==== DATA SECTION

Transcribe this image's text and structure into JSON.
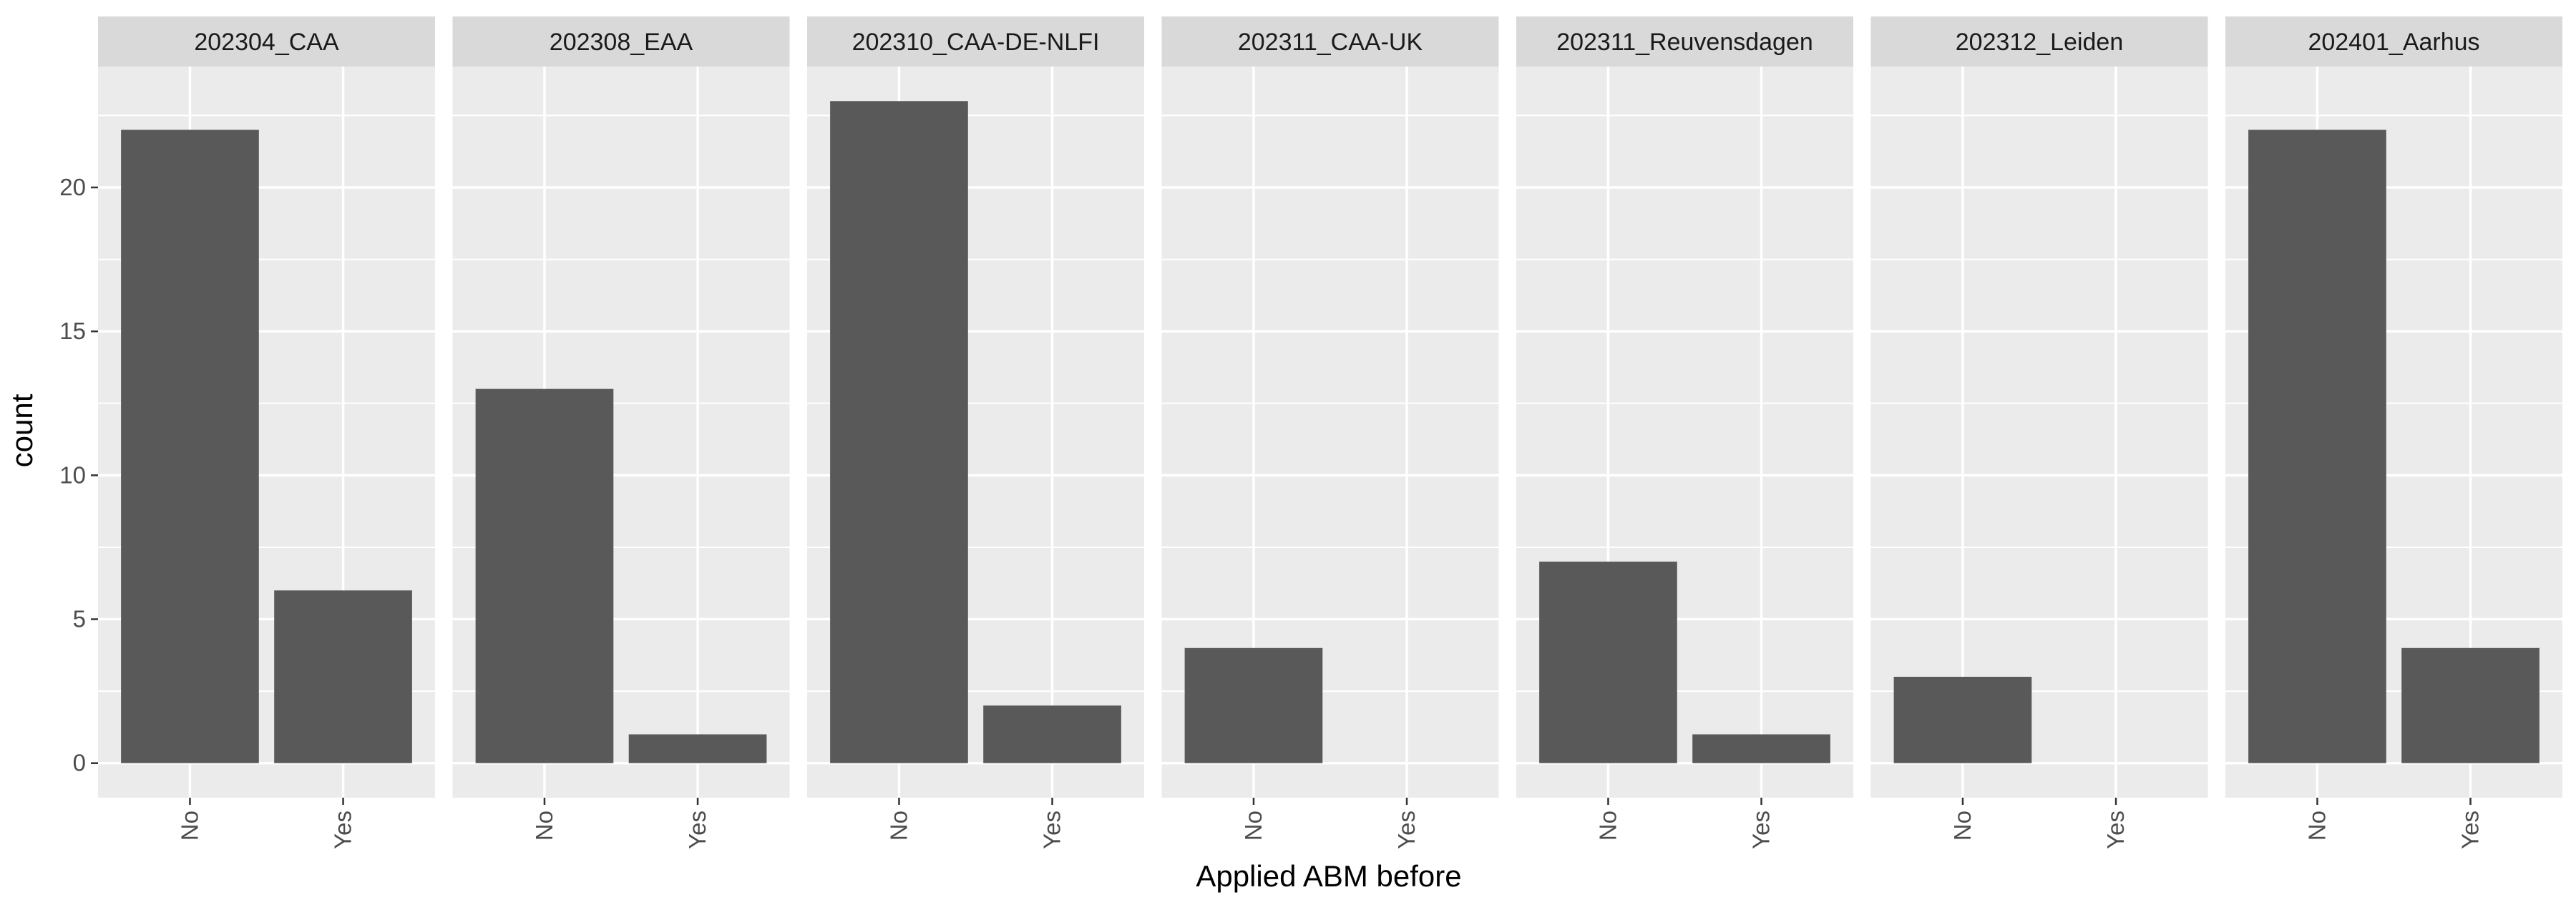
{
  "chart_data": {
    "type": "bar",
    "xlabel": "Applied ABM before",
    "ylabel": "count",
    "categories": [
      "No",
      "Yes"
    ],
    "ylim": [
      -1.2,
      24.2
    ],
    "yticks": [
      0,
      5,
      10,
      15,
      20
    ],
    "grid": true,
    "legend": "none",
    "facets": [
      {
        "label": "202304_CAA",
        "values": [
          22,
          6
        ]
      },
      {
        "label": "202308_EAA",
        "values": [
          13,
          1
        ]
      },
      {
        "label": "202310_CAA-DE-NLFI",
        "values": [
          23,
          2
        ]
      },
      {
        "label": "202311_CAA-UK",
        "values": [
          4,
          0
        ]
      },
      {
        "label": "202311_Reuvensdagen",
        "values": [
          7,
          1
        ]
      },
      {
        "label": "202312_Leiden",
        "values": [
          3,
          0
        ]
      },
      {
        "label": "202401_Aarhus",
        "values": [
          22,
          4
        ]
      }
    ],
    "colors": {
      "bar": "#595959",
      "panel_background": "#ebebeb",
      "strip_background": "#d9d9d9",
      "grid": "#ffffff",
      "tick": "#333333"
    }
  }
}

========

## JOB
Drop the images and quote the entries word for word.

## CORRECT RESULT
Transcribe this image's text and structure into JSON.
{
  "chart_data": {
    "type": "bar",
    "xlabel": "Applied ABM before",
    "ylabel": "count",
    "categories": [
      "No",
      "Yes"
    ],
    "ylim": [
      -1.2,
      24.2
    ],
    "yticks": [
      0,
      5,
      10,
      15,
      20
    ],
    "grid": true,
    "legend": "none",
    "facets": [
      {
        "label": "202304_CAA",
        "values": [
          22,
          6
        ]
      },
      {
        "label": "202308_EAA",
        "values": [
          13,
          1
        ]
      },
      {
        "label": "202310_CAA-DE-NLFI",
        "values": [
          23,
          2
        ]
      },
      {
        "label": "202311_CAA-UK",
        "values": [
          4,
          0
        ]
      },
      {
        "label": "202311_Reuvensdagen",
        "values": [
          7,
          1
        ]
      },
      {
        "label": "202312_Leiden",
        "values": [
          3,
          0
        ]
      },
      {
        "label": "202401_Aarhus",
        "values": [
          22,
          4
        ]
      }
    ],
    "colors": {
      "bar": "#595959",
      "panel_background": "#ebebeb",
      "strip_background": "#d9d9d9",
      "grid": "#ffffff",
      "tick": "#333333"
    }
  }
}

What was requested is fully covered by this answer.